### Recorded information
::::::::
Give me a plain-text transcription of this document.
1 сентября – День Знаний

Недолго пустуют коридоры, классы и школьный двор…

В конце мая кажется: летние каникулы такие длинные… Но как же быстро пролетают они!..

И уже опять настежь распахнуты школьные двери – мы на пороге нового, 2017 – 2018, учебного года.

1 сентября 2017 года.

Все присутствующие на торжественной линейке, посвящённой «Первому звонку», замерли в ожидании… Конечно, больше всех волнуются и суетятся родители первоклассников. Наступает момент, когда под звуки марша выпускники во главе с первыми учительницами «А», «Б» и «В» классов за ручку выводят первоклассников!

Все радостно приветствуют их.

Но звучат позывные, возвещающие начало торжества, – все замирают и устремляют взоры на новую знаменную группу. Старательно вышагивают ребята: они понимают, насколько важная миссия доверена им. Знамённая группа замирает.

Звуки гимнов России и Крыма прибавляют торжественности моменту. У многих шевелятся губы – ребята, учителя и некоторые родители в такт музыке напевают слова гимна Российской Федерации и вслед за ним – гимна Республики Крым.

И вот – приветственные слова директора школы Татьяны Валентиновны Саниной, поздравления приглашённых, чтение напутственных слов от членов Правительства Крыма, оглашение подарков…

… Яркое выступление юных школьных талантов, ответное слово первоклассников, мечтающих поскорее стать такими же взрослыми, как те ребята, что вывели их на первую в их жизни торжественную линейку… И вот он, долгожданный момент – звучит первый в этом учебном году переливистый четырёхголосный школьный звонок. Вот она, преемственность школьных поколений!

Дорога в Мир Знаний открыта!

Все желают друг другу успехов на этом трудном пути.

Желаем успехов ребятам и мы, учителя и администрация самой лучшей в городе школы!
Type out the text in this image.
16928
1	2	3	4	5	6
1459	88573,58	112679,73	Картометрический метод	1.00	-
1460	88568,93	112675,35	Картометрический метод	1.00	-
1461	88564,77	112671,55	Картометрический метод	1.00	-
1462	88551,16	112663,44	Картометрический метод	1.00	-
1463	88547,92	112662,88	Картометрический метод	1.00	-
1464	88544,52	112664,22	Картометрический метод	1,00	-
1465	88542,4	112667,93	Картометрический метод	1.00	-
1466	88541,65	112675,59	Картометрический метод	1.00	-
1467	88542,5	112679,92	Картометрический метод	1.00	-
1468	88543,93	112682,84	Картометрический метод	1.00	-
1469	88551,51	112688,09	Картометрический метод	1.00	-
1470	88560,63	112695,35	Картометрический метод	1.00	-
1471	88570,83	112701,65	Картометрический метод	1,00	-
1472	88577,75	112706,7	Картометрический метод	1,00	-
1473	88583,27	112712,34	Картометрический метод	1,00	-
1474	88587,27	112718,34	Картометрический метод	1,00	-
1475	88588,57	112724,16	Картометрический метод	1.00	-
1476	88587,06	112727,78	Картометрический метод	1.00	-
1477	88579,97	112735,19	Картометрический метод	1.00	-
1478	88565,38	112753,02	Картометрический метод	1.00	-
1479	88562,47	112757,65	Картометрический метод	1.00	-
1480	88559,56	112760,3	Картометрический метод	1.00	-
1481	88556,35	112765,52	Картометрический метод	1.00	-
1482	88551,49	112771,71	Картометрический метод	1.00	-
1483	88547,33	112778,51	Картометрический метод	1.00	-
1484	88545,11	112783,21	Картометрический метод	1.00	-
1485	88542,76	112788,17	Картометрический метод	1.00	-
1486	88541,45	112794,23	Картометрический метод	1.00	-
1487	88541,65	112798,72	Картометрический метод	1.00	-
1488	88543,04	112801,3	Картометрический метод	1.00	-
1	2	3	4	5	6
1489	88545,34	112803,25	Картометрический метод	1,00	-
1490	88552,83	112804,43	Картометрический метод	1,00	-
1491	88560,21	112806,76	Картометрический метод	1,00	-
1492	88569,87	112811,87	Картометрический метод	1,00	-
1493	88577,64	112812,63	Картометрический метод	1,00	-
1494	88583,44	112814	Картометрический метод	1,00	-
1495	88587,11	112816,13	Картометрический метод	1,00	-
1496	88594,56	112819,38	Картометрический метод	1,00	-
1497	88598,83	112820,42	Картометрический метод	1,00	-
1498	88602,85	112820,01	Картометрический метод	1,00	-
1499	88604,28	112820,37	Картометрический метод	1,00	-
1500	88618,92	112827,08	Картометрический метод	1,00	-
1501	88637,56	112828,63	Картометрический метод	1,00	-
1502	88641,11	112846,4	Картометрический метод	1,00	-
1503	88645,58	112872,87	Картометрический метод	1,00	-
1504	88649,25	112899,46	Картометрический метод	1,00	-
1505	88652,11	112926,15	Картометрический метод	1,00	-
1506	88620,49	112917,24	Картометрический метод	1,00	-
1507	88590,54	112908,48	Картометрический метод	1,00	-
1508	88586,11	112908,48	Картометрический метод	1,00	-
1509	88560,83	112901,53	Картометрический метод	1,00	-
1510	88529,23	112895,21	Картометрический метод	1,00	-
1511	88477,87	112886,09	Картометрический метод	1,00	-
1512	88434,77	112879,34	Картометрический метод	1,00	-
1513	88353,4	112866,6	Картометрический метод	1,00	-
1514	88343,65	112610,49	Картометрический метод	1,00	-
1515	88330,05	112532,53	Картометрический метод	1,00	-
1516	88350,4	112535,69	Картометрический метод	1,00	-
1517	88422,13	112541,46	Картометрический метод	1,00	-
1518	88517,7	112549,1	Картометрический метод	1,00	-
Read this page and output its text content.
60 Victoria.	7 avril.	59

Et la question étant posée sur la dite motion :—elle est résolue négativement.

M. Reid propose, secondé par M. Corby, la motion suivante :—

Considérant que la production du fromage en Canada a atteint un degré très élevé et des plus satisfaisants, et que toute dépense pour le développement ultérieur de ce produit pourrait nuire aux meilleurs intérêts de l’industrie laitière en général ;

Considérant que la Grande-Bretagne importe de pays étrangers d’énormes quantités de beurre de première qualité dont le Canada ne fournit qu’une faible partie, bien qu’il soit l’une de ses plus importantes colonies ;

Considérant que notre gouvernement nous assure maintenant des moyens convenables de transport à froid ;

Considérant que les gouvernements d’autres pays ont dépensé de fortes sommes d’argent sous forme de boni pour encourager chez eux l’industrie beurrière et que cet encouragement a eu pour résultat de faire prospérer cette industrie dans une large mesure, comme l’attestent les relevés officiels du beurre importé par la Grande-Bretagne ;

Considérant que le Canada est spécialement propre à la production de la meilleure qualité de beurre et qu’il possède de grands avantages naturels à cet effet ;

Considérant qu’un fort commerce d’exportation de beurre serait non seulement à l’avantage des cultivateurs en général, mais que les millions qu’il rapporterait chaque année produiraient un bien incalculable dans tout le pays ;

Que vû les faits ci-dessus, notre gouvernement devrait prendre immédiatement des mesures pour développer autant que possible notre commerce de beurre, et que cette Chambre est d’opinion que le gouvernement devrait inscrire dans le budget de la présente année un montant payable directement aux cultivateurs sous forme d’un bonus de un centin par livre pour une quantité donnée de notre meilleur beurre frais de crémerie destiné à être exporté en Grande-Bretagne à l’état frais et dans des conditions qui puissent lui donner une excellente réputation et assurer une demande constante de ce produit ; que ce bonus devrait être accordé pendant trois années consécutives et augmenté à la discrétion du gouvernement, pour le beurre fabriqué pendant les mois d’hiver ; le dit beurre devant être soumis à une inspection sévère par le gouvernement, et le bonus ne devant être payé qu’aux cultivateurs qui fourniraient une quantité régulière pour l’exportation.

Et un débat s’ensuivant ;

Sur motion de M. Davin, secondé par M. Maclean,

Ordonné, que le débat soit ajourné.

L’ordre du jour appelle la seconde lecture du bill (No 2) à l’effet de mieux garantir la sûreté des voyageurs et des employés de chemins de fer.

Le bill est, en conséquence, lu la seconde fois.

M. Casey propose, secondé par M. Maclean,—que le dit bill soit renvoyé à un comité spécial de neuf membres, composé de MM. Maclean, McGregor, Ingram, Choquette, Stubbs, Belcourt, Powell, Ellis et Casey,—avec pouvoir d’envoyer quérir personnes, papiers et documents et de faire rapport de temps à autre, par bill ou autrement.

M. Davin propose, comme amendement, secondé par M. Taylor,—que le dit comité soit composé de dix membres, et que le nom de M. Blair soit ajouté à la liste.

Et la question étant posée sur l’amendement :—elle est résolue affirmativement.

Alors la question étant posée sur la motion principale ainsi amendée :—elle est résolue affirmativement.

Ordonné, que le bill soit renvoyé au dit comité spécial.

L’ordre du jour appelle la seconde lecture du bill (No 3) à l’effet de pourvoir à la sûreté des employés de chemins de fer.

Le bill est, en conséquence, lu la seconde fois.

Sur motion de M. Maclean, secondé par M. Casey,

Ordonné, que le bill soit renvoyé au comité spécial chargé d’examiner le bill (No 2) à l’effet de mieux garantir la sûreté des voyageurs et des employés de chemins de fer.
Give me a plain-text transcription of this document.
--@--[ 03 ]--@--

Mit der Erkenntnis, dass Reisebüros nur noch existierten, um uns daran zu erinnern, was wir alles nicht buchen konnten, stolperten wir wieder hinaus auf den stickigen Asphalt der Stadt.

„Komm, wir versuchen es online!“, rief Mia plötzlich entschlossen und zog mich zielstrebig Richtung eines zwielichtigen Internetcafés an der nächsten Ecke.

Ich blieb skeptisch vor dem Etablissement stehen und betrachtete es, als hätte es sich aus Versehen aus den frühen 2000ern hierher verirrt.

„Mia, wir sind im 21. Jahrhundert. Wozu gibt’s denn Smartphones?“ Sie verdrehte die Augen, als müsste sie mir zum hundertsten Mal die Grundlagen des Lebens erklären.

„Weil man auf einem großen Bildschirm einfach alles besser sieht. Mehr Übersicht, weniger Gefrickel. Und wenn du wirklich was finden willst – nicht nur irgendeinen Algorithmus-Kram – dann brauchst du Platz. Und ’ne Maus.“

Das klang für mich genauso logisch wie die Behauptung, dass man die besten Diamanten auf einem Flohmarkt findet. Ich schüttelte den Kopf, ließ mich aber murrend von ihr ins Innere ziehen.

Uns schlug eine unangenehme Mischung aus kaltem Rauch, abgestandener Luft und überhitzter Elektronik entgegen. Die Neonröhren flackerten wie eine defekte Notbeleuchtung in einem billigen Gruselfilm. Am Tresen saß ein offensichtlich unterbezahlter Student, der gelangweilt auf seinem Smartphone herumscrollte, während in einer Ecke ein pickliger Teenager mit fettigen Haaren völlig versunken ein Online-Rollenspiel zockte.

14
::::::::
Look through the entries above. Extract each line with the word "amendement".

M. Davin propose, comme amendement, secondé par M. Taylor,—que le dit comité soit composé de dix membres, et que le nom de M. Blair soit ajouté à la liste.
Et la question étant posée sur l’amendement :—elle est résolue affirmativement.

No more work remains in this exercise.